--- Begin SUPPLIED PASSAGE ---

The parties do not merely fail to meet the moment. They control access to the machinery through which alternatives might emerge.
Ballot access, donor networks, committee assignments, endorsements, primary rules, media legitimacy, and strategic fear all work together to keep the public inside the same narrow corridor. Even when people want another politics, they are told that voting outside the duopoly is naïve, dangerous, symbolic, or wasted. Often, under our current rules, that warning is not wrong. That is precisely the problem.
Lee Drutman has written persuasively about America’s “two-party doom loop” and the need for reforms like fusion voting and proportional representation that can create more room for genuine political organization. His point matters because frustration alone does not create alternatives. Institutions do. Rules do. Ballot structures do. Durable organizations do.
A politics that cannot realign cannot renew itself.
This is where Stewardship enters, not as another party label, but as a standard by which parties, leaders, and institutions should be judged.
Stewardship asks a simple question that party politics usually permits: is power serving the people and systems entrusted to its care, or is it preserving itself?
A steward does not treat authority as property. A steward does not confuse loyalty with responsibility. A steward does not protect incumbency at the expense of renewal or use public institutions as weapons for personal revenge. A steward understands that legitimacy must be earned through care, accountability, service, and a willingness to be corrected by reality.
The public does not need more theatrical opposition. It does not need another round of hollow branding, donor-managed urgency, or factional obedience dressed up as principle.
It needs political institutions to be answerable to the future.
Right now, the parties are guarding their gates. They are not the only gates. They may not even be permanent ones. But until we name what they are protecting, and whom they are protecting it from, we will keep mistaking captivity for choice.

--- End SUPPLIED PASSAGE ---
--- Begin ENTRIES SUPPLIED ---

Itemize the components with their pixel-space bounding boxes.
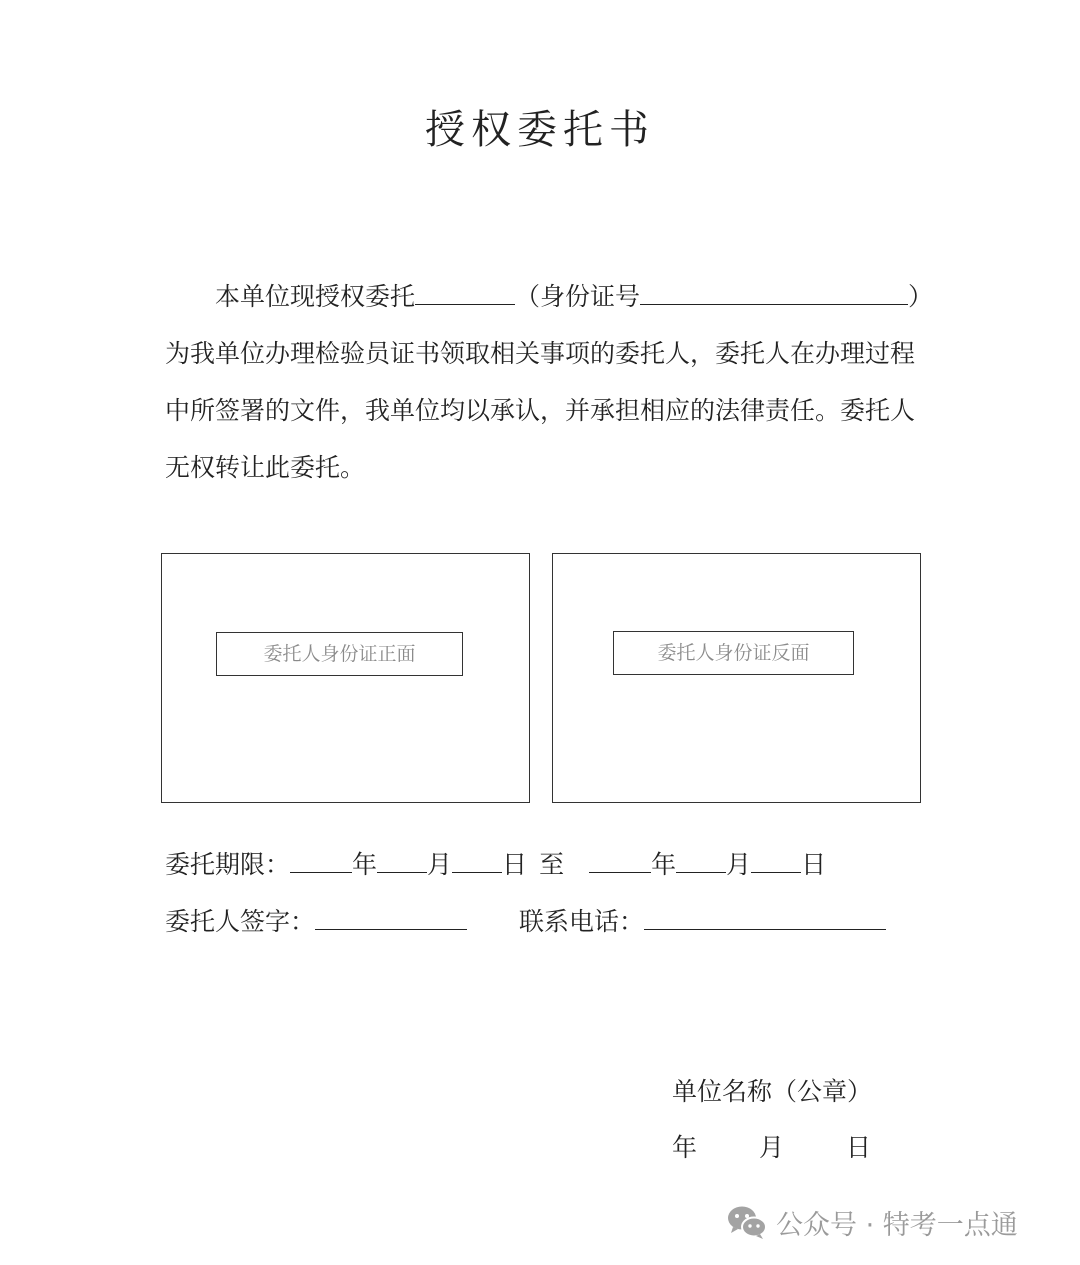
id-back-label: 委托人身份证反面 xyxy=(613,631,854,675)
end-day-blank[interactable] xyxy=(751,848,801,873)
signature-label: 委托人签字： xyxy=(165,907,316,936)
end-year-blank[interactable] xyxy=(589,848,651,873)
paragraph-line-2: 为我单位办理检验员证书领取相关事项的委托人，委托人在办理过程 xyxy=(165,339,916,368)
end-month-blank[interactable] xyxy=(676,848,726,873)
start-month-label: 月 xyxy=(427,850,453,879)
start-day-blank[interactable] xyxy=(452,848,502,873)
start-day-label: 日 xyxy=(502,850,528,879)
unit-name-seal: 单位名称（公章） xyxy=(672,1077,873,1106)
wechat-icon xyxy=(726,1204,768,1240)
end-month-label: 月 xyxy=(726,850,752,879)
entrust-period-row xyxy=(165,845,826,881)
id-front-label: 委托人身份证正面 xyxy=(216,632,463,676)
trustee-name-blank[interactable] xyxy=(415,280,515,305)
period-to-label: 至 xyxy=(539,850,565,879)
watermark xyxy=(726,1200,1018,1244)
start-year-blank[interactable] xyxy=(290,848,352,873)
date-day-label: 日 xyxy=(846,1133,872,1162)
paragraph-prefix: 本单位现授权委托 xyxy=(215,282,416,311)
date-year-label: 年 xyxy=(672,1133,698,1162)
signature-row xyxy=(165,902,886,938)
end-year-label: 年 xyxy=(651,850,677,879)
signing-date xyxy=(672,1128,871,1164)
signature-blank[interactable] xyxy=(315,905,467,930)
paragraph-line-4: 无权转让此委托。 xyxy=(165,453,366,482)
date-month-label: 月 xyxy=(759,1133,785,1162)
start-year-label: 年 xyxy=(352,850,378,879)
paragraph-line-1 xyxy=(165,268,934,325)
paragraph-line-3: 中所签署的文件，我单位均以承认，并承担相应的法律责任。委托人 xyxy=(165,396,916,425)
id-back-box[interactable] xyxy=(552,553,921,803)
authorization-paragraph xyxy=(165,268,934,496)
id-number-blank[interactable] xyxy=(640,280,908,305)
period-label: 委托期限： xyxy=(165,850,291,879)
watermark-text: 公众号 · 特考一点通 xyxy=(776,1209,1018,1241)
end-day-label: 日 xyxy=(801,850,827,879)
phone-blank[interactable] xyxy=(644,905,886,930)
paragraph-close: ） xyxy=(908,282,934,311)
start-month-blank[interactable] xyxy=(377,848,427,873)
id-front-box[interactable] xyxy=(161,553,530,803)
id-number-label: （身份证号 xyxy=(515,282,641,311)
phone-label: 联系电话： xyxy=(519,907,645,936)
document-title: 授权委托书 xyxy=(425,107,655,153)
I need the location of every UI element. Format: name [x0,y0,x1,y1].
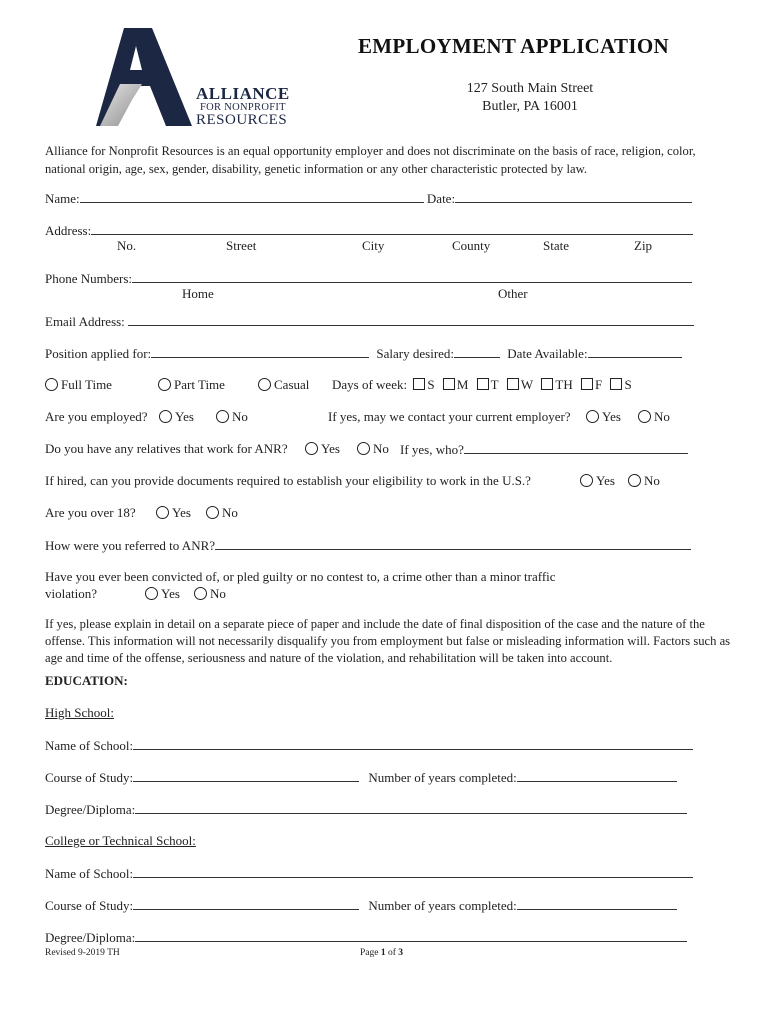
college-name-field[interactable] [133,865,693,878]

--- End ENTRIES SUPPLIED ---

WHAT YOU NEED TO DO: Repeat word for word the stretch of the passage on party gatekeeping from "A politics that" through "it preserving itself?". The rows stand apart from the passage on party gatekeeping and are separate material.

EXERCISE OUTPUT:
A politics that cannot realign cannot renew itself.
This is where Stewardship enters, not as another party label, but as a standard by which parties, leaders, and institutions should be judged.
Stewardship asks a simple question that party politics usually permits: is power serving the people and systems entrusted to its care, or is it preserving itself?